§ Exercise directions:
Return the material word for word. Do not include pictures.

§ Rows:
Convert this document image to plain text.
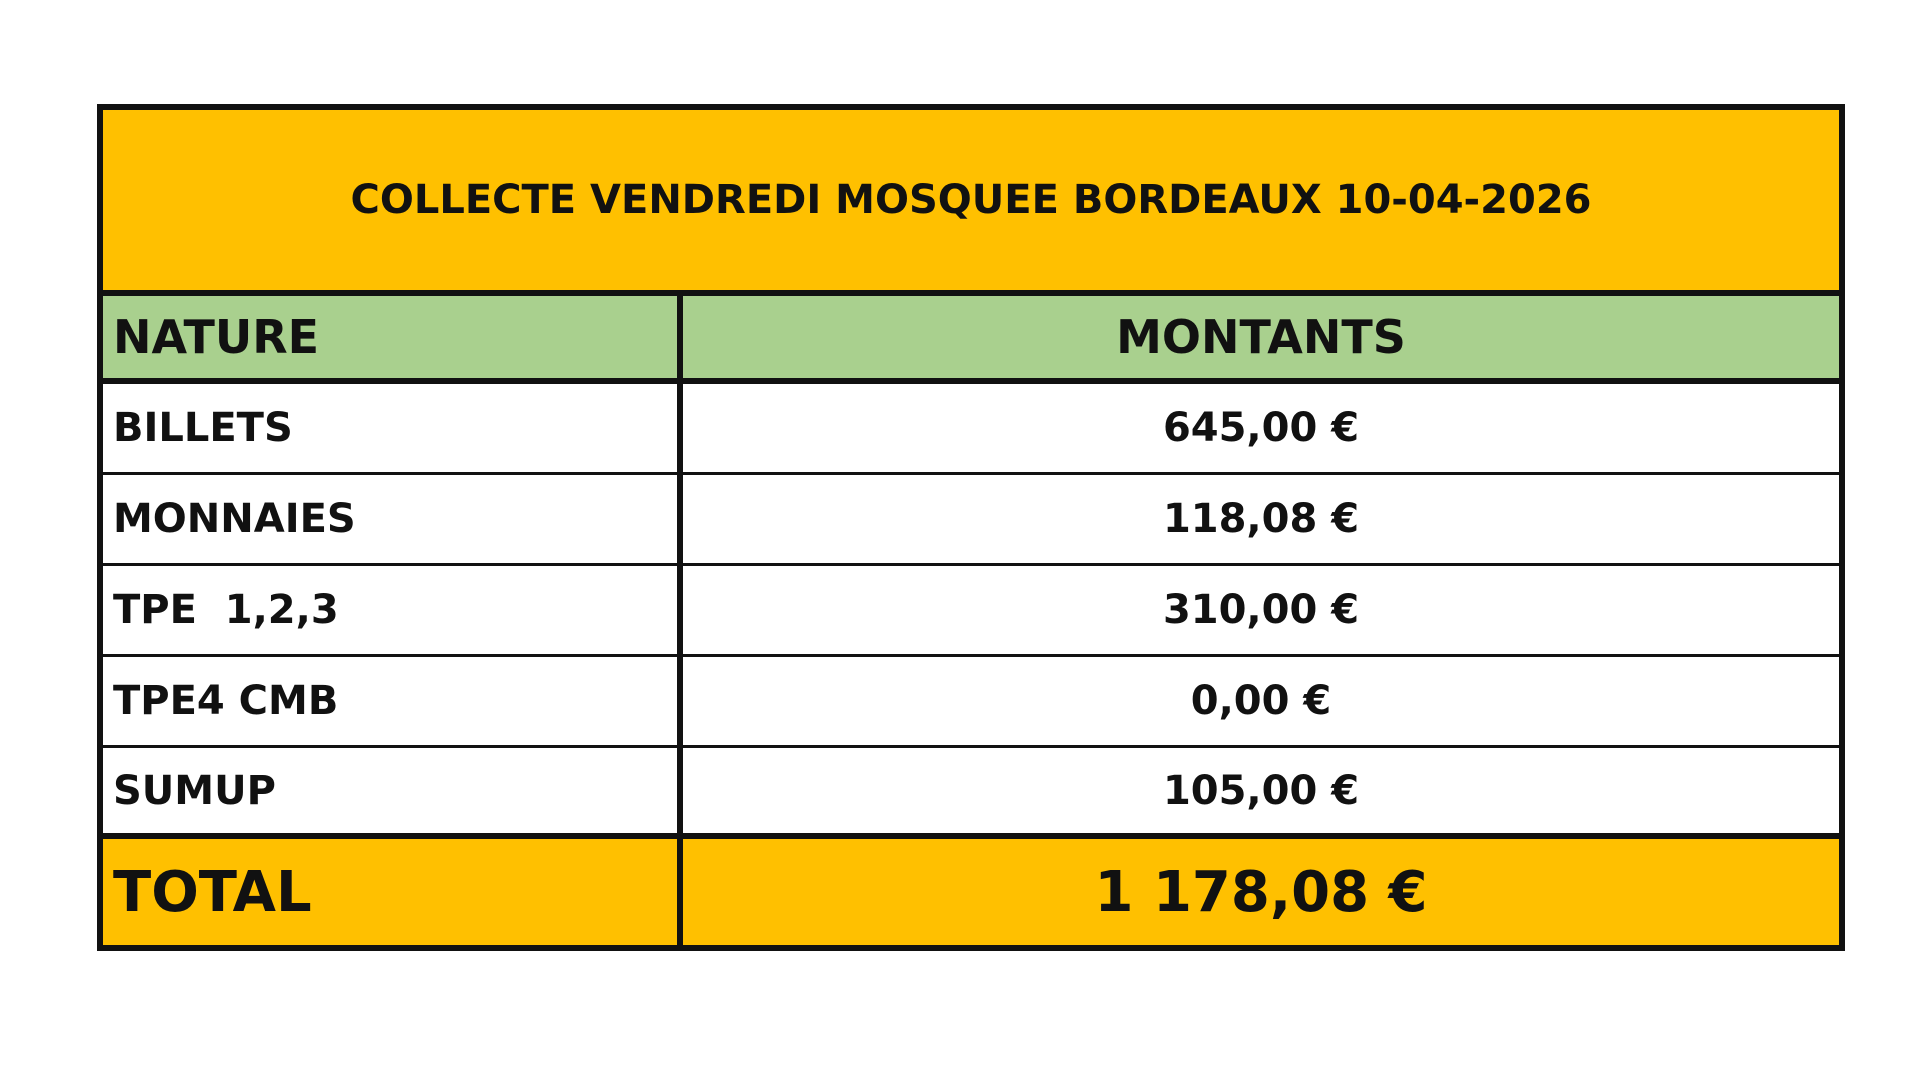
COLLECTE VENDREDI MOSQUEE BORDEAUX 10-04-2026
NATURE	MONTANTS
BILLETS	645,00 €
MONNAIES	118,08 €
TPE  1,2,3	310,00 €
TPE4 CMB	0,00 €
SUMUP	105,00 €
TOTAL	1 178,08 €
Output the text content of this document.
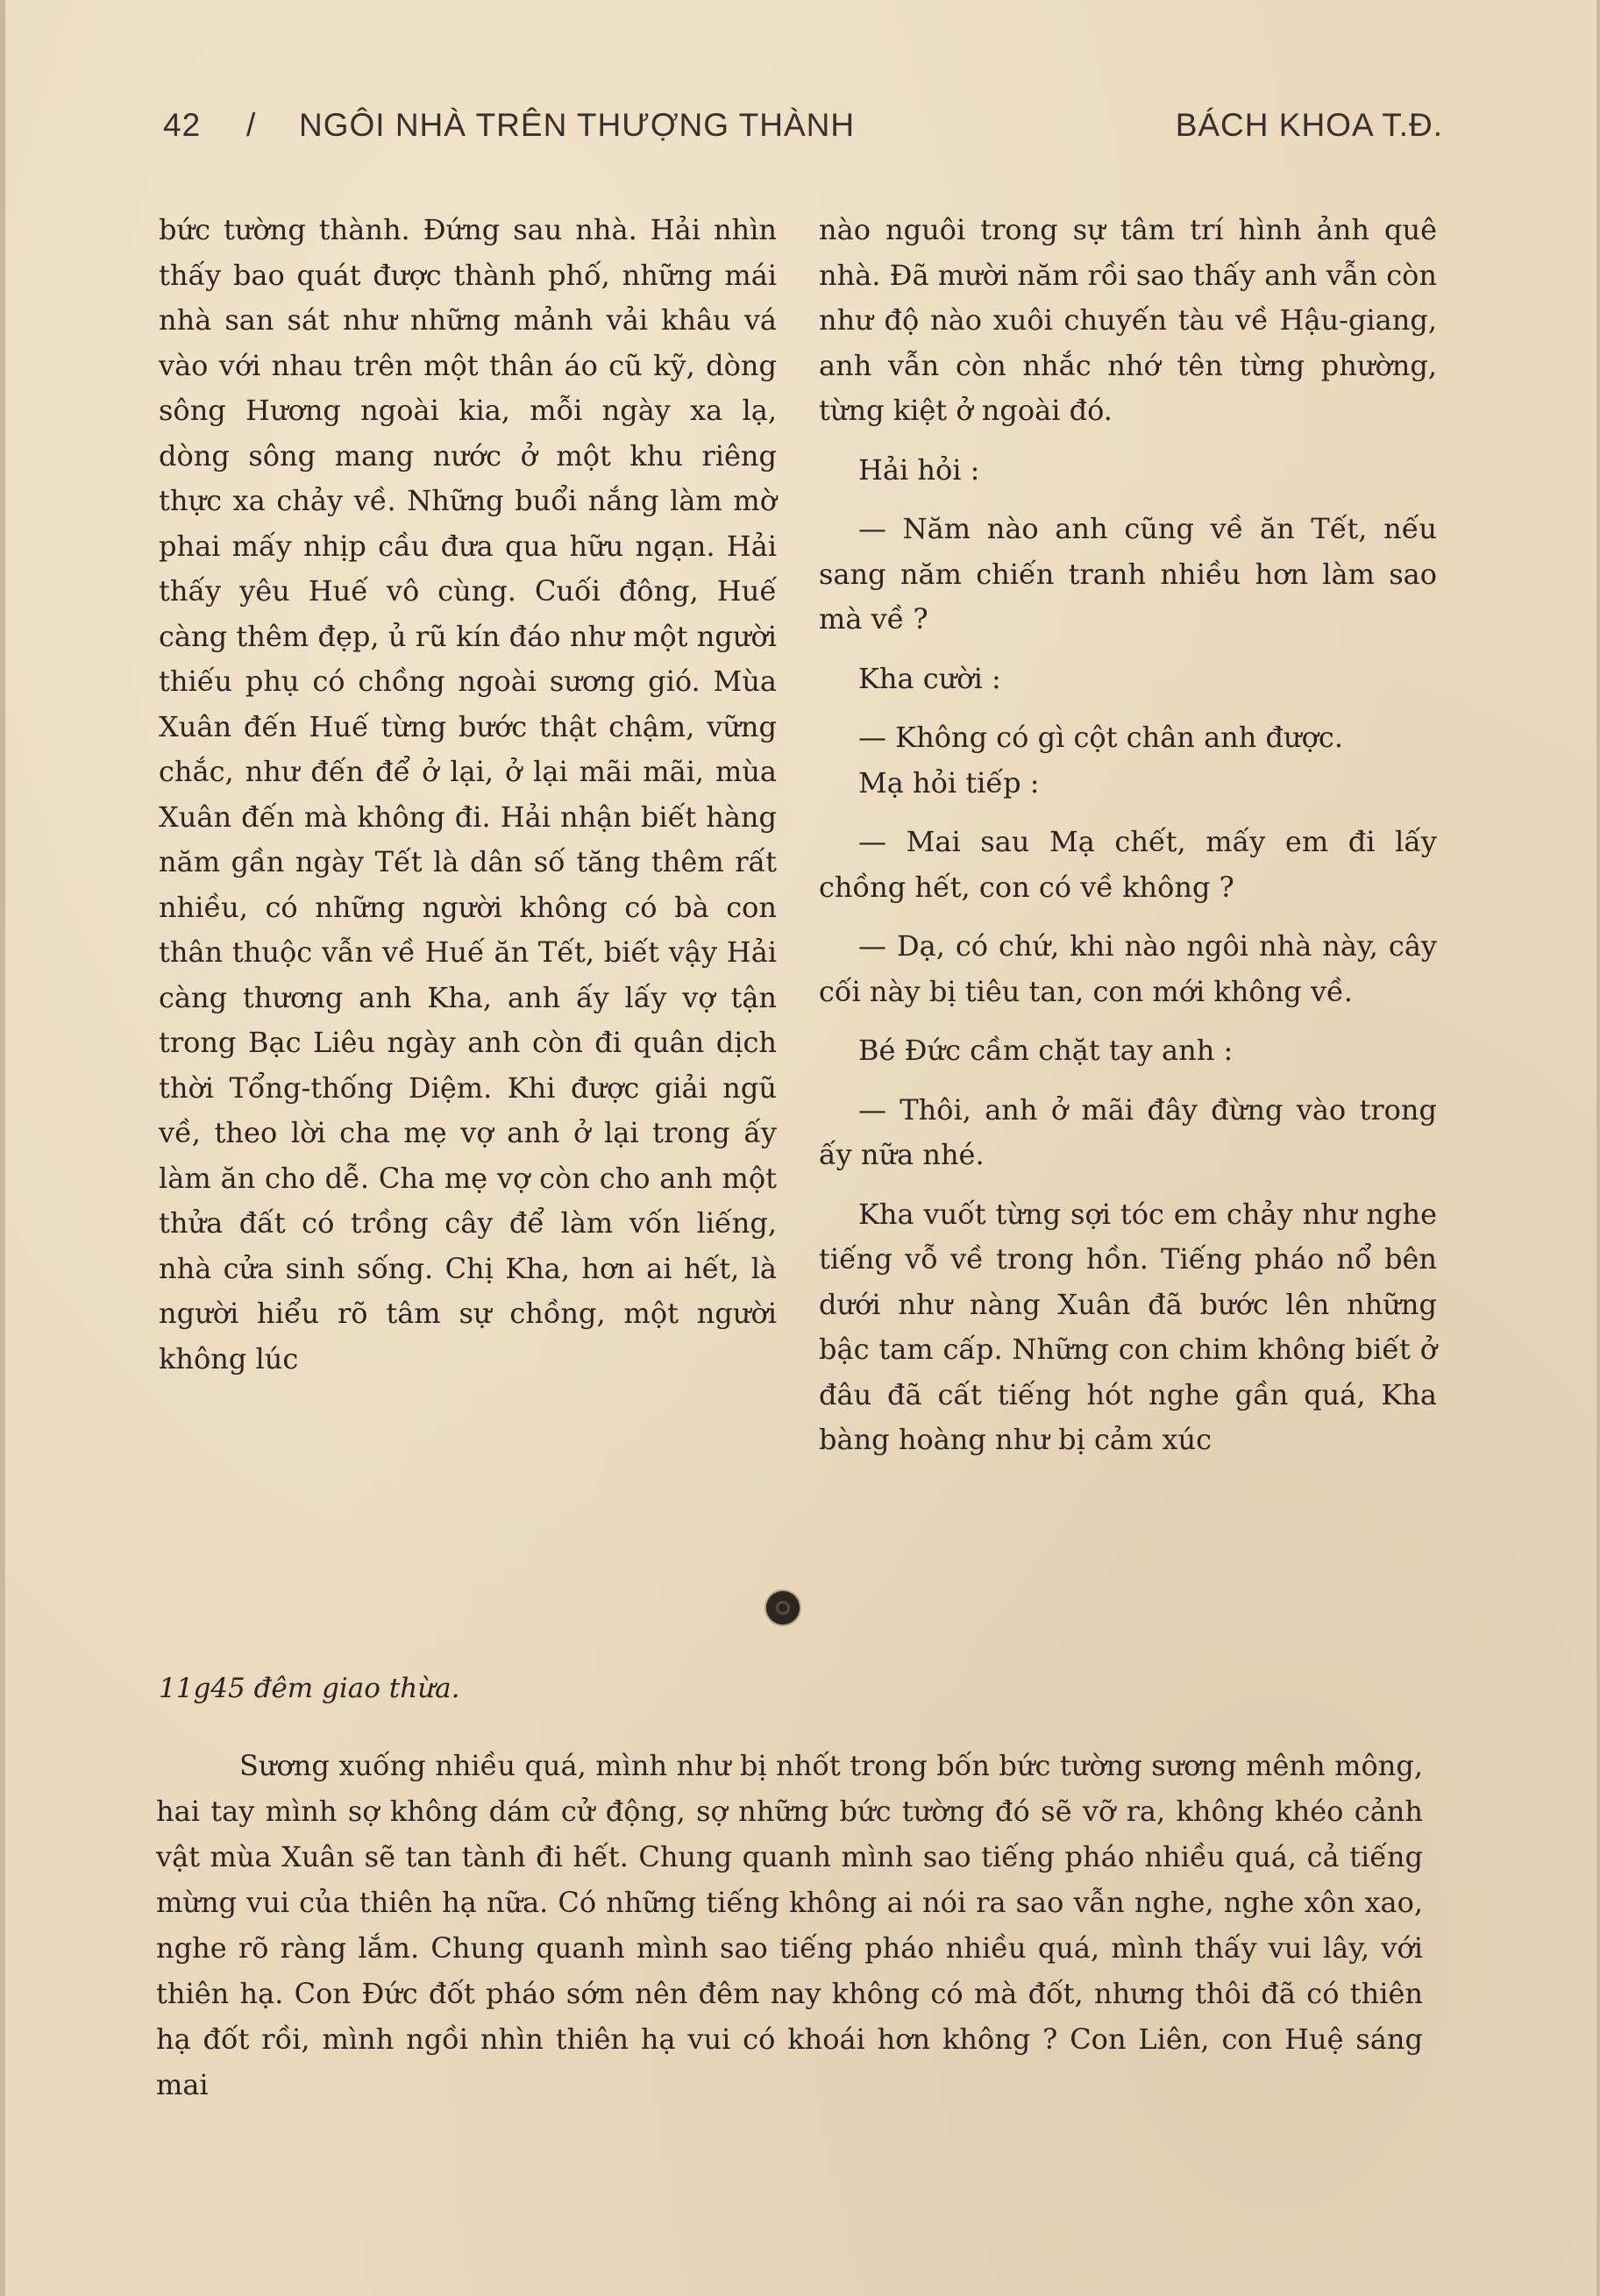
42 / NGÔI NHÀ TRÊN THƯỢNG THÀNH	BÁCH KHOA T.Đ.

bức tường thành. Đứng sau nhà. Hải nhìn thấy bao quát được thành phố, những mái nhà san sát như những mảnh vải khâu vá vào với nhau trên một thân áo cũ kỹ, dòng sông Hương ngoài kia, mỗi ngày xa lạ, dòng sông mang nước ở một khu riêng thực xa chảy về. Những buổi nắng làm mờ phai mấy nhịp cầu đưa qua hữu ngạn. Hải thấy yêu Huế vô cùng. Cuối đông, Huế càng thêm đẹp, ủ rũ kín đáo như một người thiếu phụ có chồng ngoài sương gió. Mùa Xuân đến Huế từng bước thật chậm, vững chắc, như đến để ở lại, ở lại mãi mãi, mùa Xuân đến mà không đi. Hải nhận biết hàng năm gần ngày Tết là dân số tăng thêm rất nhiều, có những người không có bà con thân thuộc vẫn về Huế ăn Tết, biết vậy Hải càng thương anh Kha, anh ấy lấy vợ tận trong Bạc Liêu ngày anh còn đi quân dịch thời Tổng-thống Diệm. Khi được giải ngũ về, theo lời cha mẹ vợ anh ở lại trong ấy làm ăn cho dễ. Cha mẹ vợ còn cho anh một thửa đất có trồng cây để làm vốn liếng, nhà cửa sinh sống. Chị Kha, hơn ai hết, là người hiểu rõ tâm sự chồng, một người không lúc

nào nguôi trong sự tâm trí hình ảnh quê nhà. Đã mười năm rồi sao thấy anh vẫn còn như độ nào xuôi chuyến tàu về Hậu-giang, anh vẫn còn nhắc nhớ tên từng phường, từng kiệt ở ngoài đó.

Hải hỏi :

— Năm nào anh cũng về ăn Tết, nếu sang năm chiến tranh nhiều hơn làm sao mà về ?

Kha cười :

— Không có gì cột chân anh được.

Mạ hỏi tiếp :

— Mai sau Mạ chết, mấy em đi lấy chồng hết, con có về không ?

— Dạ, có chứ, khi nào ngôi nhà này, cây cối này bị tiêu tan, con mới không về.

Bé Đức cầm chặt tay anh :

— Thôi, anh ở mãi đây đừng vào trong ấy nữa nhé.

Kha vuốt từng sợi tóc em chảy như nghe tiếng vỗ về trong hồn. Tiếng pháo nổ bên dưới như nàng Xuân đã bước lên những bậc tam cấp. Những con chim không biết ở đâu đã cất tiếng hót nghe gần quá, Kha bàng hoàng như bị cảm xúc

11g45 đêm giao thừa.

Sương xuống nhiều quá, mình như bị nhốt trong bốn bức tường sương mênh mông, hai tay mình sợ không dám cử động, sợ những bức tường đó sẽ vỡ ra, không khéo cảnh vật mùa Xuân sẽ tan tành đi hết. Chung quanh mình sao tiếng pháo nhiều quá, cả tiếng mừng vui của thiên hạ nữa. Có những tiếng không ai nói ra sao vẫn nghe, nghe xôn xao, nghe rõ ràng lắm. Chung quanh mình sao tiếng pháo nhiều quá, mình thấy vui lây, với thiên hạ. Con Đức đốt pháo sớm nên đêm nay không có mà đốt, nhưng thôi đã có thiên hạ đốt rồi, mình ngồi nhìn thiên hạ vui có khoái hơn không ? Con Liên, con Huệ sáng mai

§ Output for this exercise:
Convert this document image to plain text.
COLLECTE VENDREDI MOSQUEE BORDEAUX 10-04-2026
NATURE	MONTANTS
BILLETS	645,00 €
MONNAIES	118,08 €
TPE  1,2,3	310,00 €
TPE4 CMB	0,00 €
SUMUP	105,00 €
TOTAL	1 178,08 €
Output the text content of this document.
42 / NGÔI NHÀ TRÊN THƯỢNG THÀNH	BÁCH KHOA T.Đ.

bức tường thành. Đứng sau nhà. Hải nhìn thấy bao quát được thành phố, những mái nhà san sát như những mảnh vải khâu vá vào với nhau trên một thân áo cũ kỹ, dòng sông Hương ngoài kia, mỗi ngày xa lạ, dòng sông mang nước ở một khu riêng thực xa chảy về. Những buổi nắng làm mờ phai mấy nhịp cầu đưa qua hữu ngạn. Hải thấy yêu Huế vô cùng. Cuối đông, Huế càng thêm đẹp, ủ rũ kín đáo như một người thiếu phụ có chồng ngoài sương gió. Mùa Xuân đến Huế từng bước thật chậm, vững chắc, như đến để ở lại, ở lại mãi mãi, mùa Xuân đến mà không đi. Hải nhận biết hàng năm gần ngày Tết là dân số tăng thêm rất nhiều, có những người không có bà con thân thuộc vẫn về Huế ăn Tết, biết vậy Hải càng thương anh Kha, anh ấy lấy vợ tận trong Bạc Liêu ngày anh còn đi quân dịch thời Tổng-thống Diệm. Khi được giải ngũ về, theo lời cha mẹ vợ anh ở lại trong ấy làm ăn cho dễ. Cha mẹ vợ còn cho anh một thửa đất có trồng cây để làm vốn liếng, nhà cửa sinh sống. Chị Kha, hơn ai hết, là người hiểu rõ tâm sự chồng, một người không lúc

nào nguôi trong sự tâm trí hình ảnh quê nhà. Đã mười năm rồi sao thấy anh vẫn còn như độ nào xuôi chuyến tàu về Hậu-giang, anh vẫn còn nhắc nhớ tên từng phường, từng kiệt ở ngoài đó.

Hải hỏi :

— Năm nào anh cũng về ăn Tết, nếu sang năm chiến tranh nhiều hơn làm sao mà về ?

Kha cười :

— Không có gì cột chân anh được.

Mạ hỏi tiếp :

— Mai sau Mạ chết, mấy em đi lấy chồng hết, con có về không ?

— Dạ, có chứ, khi nào ngôi nhà này, cây cối này bị tiêu tan, con mới không về.

Bé Đức cầm chặt tay anh :

— Thôi, anh ở mãi đây đừng vào trong ấy nữa nhé.

Kha vuốt từng sợi tóc em chảy như nghe tiếng vỗ về trong hồn. Tiếng pháo nổ bên dưới như nàng Xuân đã bước lên những bậc tam cấp. Những con chim không biết ở đâu đã cất tiếng hót nghe gần quá, Kha bàng hoàng như bị cảm xúc

11g45 đêm giao thừa.

Sương xuống nhiều quá, mình như bị nhốt trong bốn bức tường sương mênh mông, hai tay mình sợ không dám cử động, sợ những bức tường đó sẽ vỡ ra, không khéo cảnh vật mùa Xuân sẽ tan tành đi hết. Chung quanh mình sao tiếng pháo nhiều quá, cả tiếng mừng vui của thiên hạ nữa. Có những tiếng không ai nói ra sao vẫn nghe, nghe xôn xao, nghe rõ ràng lắm. Chung quanh mình sao tiếng pháo nhiều quá, mình thấy vui lây, với thiên hạ. Con Đức đốt pháo sớm nên đêm nay không có mà đốt, nhưng thôi đã có thiên hạ đốt rồi, mình ngồi nhìn thiên hạ vui có khoái hơn không ? Con Liên, con Huệ sáng mai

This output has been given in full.